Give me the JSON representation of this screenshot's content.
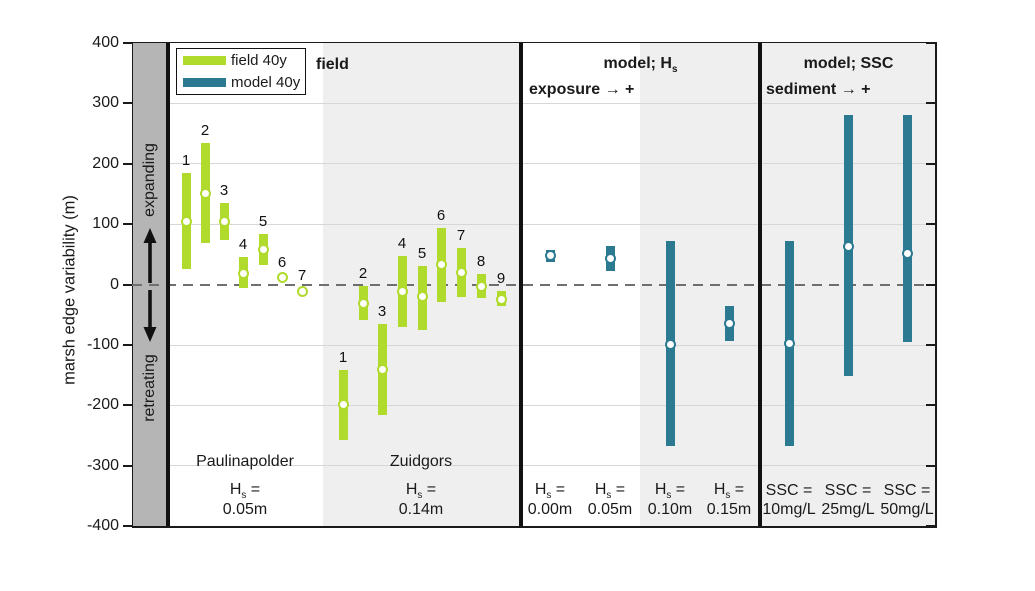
{
  "y_axis": {
    "label": "marsh edge variability (m)",
    "ticks": [
      "400",
      "300",
      "200",
      "100",
      "0",
      "-100",
      "-200",
      "-300",
      "-400"
    ]
  },
  "band": {
    "expanding": "expanding",
    "retreating": "retreating"
  },
  "legend": {
    "items": [
      {
        "label": "field 40y",
        "series": "field"
      },
      {
        "label": "model 40y",
        "series": "model"
      }
    ]
  },
  "colors": {
    "field": "#b0da2c",
    "model": "#2b7a92",
    "band": "#b5b5b5",
    "shade": "#efefef",
    "grid": "#d7d7d7",
    "zero": "#6f6f6f"
  },
  "chart_data": {
    "type": "interval-dot",
    "ylabel": "marsh edge variability (m)",
    "ylim": [
      -400,
      400
    ],
    "yticks": [
      400,
      300,
      200,
      100,
      0,
      -100,
      -200,
      -300,
      -400
    ],
    "zero_line_dashed": true,
    "legend": [
      "field 40y",
      "model 40y"
    ],
    "panels": [
      {
        "id": "field",
        "title": "field",
        "subtitle": "",
        "series": "field",
        "groups": [
          {
            "name": "Paulinapolder",
            "condition_line1": "H_s =",
            "condition_line2": "0.05m",
            "points": [
              {
                "label": "1",
                "low": 25,
                "high": 185,
                "median": 105
              },
              {
                "label": "2",
                "low": 69,
                "high": 234,
                "median": 151
              },
              {
                "label": "3",
                "low": 74,
                "high": 135,
                "median": 105
              },
              {
                "label": "4",
                "low": -6,
                "high": 46,
                "median": 19
              },
              {
                "label": "5",
                "low": 33,
                "high": 83,
                "median": 58
              },
              {
                "label": "6",
                "low": null,
                "high": null,
                "median": 11
              },
              {
                "label": "7",
                "low": null,
                "high": null,
                "median": -11
              }
            ]
          },
          {
            "name": "Zuidgors",
            "condition_line1": "H_s =",
            "condition_line2": "0.14m",
            "points": [
              {
                "label": "1",
                "low": -258,
                "high": -141,
                "median": -199
              },
              {
                "label": "2",
                "low": -58,
                "high": -2,
                "median": -32
              },
              {
                "label": "3",
                "low": -216,
                "high": -66,
                "median": -141
              },
              {
                "label": "4",
                "low": -71,
                "high": 47,
                "median": -11
              },
              {
                "label": "5",
                "low": -75,
                "high": 30,
                "median": -20
              },
              {
                "label": "6",
                "low": -28,
                "high": 94,
                "median": 33
              },
              {
                "label": "7",
                "low": -20,
                "high": 61,
                "median": 20
              },
              {
                "label": "8",
                "low": -22,
                "high": 18,
                "median": -3
              },
              {
                "label": "9",
                "low": -36,
                "high": -11,
                "median": -25
              }
            ]
          }
        ]
      },
      {
        "id": "model_hs",
        "title": "model; H_s",
        "subtitle": "exposure → +",
        "series": "model",
        "groups": [
          {
            "condition_line1": "H_s =",
            "condition_line2": "0.00m",
            "points": [
              {
                "low": 37,
                "high": 58,
                "median": 48
              }
            ]
          },
          {
            "condition_line1": "H_s =",
            "condition_line2": "0.05m",
            "points": [
              {
                "low": 22,
                "high": 64,
                "median": 43
              }
            ]
          },
          {
            "condition_line1": "H_s =",
            "condition_line2": "0.10m",
            "points": [
              {
                "low": -268,
                "high": 72,
                "median": -99
              }
            ]
          },
          {
            "condition_line1": "H_s =",
            "condition_line2": "0.15m",
            "points": [
              {
                "low": -94,
                "high": -36,
                "median": -64
              }
            ]
          }
        ]
      },
      {
        "id": "model_ssc",
        "title": "model; SSC",
        "subtitle": "sediment → +",
        "series": "model",
        "groups": [
          {
            "condition_line1": "SSC =",
            "condition_line2": "10mg/L",
            "points": [
              {
                "low": -268,
                "high": 72,
                "median": -98
              }
            ]
          },
          {
            "condition_line1": "SSC =",
            "condition_line2": "25mg/L",
            "points": [
              {
                "low": -152,
                "high": 281,
                "median": 63
              }
            ]
          },
          {
            "condition_line1": "SSC =",
            "condition_line2": "50mg/L",
            "points": [
              {
                "low": -95,
                "high": 281,
                "median": 52
              }
            ]
          }
        ]
      }
    ]
  }
}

▶ [Short task]:
Work out the number of lines above that include the string "marsh" and write only that number.

▶ [The reply]:
2